start

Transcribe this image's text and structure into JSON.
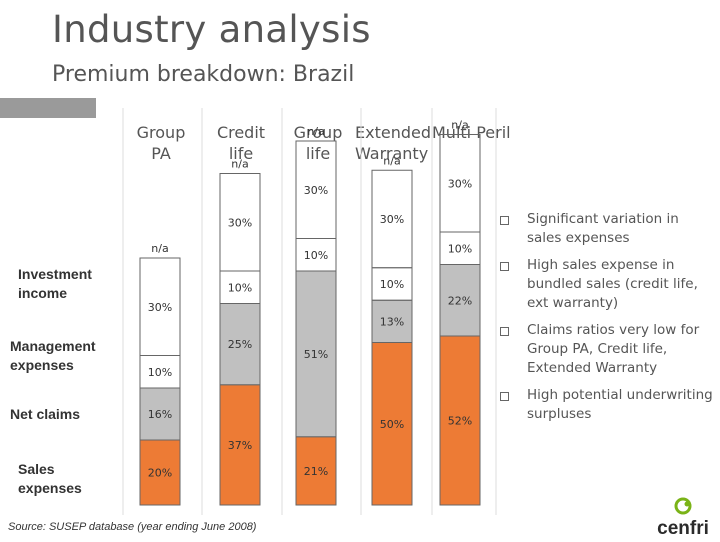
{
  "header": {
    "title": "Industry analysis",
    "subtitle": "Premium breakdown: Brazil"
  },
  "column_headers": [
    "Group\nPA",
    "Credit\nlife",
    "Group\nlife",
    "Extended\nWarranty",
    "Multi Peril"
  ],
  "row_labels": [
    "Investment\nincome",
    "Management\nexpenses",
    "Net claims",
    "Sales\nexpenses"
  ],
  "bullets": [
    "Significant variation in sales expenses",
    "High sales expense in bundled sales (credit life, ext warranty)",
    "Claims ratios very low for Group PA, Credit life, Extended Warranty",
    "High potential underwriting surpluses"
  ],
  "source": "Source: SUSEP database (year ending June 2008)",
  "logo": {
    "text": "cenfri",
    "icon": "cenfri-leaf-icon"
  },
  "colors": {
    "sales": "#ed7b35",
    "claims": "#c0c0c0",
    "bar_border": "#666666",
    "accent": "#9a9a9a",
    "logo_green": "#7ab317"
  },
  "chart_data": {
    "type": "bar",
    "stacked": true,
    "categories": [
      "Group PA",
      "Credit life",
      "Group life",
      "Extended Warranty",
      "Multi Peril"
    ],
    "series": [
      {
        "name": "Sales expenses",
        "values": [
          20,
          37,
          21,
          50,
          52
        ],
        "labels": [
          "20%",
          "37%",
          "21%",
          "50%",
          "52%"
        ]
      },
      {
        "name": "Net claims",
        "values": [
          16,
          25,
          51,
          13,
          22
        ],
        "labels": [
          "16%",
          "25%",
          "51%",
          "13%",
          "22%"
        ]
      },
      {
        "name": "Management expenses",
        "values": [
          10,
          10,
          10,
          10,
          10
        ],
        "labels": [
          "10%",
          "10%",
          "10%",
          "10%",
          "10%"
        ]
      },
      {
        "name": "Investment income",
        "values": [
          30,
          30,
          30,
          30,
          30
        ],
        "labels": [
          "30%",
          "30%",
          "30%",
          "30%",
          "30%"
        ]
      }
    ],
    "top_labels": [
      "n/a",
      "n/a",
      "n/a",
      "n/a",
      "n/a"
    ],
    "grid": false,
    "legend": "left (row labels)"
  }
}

end

OBJECTIVE:
The records above are to be quoted exactly, with all pictures left out.

OUTPUT:
Transcribe this image's text and structure into JSON.
{
  "header": {
    "title": "Industry analysis",
    "subtitle": "Premium breakdown: Brazil"
  },
  "column_headers": [
    "Group\nPA",
    "Credit\nlife",
    "Group\nlife",
    "Extended\nWarranty",
    "Multi Peril"
  ],
  "row_labels": [
    "Investment\nincome",
    "Management\nexpenses",
    "Net claims",
    "Sales\nexpenses"
  ],
  "bullets": [
    "Significant variation in sales expenses",
    "High sales expense in bundled sales (credit life, ext warranty)",
    "Claims ratios very low for Group PA, Credit life, Extended Warranty",
    "High potential underwriting surpluses"
  ],
  "source": "Source: SUSEP database (year ending June 2008)",
  "logo": {
    "text": "cenfri",
    "icon": "cenfri-leaf-icon"
  },
  "colors": {
    "sales": "#ed7b35",
    "claims": "#c0c0c0",
    "bar_border": "#666666",
    "accent": "#9a9a9a",
    "logo_green": "#7ab317"
  },
  "chart_data": {
    "type": "bar",
    "stacked": true,
    "categories": [
      "Group PA",
      "Credit life",
      "Group life",
      "Extended Warranty",
      "Multi Peril"
    ],
    "series": [
      {
        "name": "Sales expenses",
        "values": [
          20,
          37,
          21,
          50,
          52
        ],
        "labels": [
          "20%",
          "37%",
          "21%",
          "50%",
          "52%"
        ]
      },
      {
        "name": "Net claims",
        "values": [
          16,
          25,
          51,
          13,
          22
        ],
        "labels": [
          "16%",
          "25%",
          "51%",
          "13%",
          "22%"
        ]
      },
      {
        "name": "Management expenses",
        "values": [
          10,
          10,
          10,
          10,
          10
        ],
        "labels": [
          "10%",
          "10%",
          "10%",
          "10%",
          "10%"
        ]
      },
      {
        "name": "Investment income",
        "values": [
          30,
          30,
          30,
          30,
          30
        ],
        "labels": [
          "30%",
          "30%",
          "30%",
          "30%",
          "30%"
        ]
      }
    ],
    "top_labels": [
      "n/a",
      "n/a",
      "n/a",
      "n/a",
      "n/a"
    ],
    "grid": false,
    "legend": "left (row labels)"
  }
}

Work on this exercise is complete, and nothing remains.